● **Objective**: Write out all the entries word for word, but skip any images.

>> BEGIN Extracted material

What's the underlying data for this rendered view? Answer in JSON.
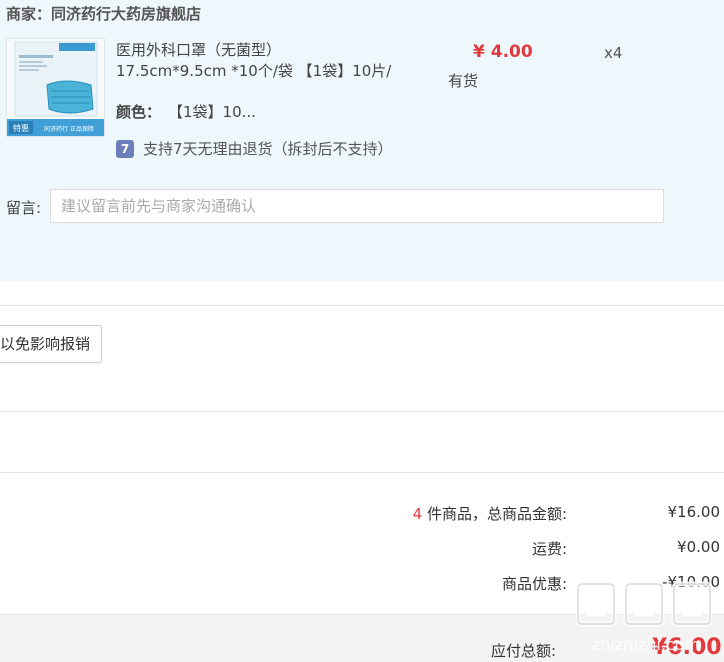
{
  "shop": {
    "merchant_prefix": "商家：",
    "merchant_name": "同济药行大药房旗舰店"
  },
  "item": {
    "name": "医用外科口罩（无菌型）",
    "spec": "17.5cm*9.5cm *10个/袋 【1袋】10片/",
    "price": "¥ 4.00",
    "quantity": "x4",
    "stock": "有货",
    "color_label": "颜色：",
    "color_value": "【1袋】10...",
    "return_icon": "7",
    "return_policy": "支持7天无理由退货（拆封后不支持）",
    "thumbnail_badge": "特惠",
    "thumbnail_caption": "同济药行 正品保障"
  },
  "remark": {
    "label": "留言:",
    "placeholder": "建议留言前先与商家沟通确认"
  },
  "invoice": {
    "button_label": "以免影响报销"
  },
  "summary": {
    "count": "4",
    "count_suffix": "件商品，总商品金额:",
    "subtotal": "¥16.00",
    "shipping_label": "运费:",
    "shipping": "¥0.00",
    "discount_label": "商品优惠:",
    "discount": "-¥10.00",
    "total_label": "应付总额:",
    "total": "¥6.00"
  },
  "watermark": {
    "text": "zhizhizhi.com"
  },
  "colors": {
    "accent_red": "#e4393c",
    "panel_bg": "#eef7fb",
    "icon_purple": "#6c7fb8"
  }
}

>> END Extracted material

● **Answer**:
What's the underlying data for this rendered view? Answer in JSON.
{
  "shop": {
    "merchant_prefix": "商家：",
    "merchant_name": "同济药行大药房旗舰店"
  },
  "item": {
    "name": "医用外科口罩（无菌型）",
    "spec": "17.5cm*9.5cm *10个/袋 【1袋】10片/",
    "price": "¥ 4.00",
    "quantity": "x4",
    "stock": "有货",
    "color_label": "颜色：",
    "color_value": "【1袋】10...",
    "return_icon": "7",
    "return_policy": "支持7天无理由退货（拆封后不支持）",
    "thumbnail_badge": "特惠",
    "thumbnail_caption": "同济药行 正品保障"
  },
  "remark": {
    "label": "留言:",
    "placeholder": "建议留言前先与商家沟通确认"
  },
  "invoice": {
    "button_label": "以免影响报销"
  },
  "summary": {
    "count": "4",
    "count_suffix": "件商品，总商品金额:",
    "subtotal": "¥16.00",
    "shipping_label": "运费:",
    "shipping": "¥0.00",
    "discount_label": "商品优惠:",
    "discount": "-¥10.00",
    "total_label": "应付总额:",
    "total": "¥6.00"
  },
  "watermark": {
    "text": "zhizhizhi.com"
  },
  "colors": {
    "accent_red": "#e4393c",
    "panel_bg": "#eef7fb",
    "icon_purple": "#6c7fb8"
  }
}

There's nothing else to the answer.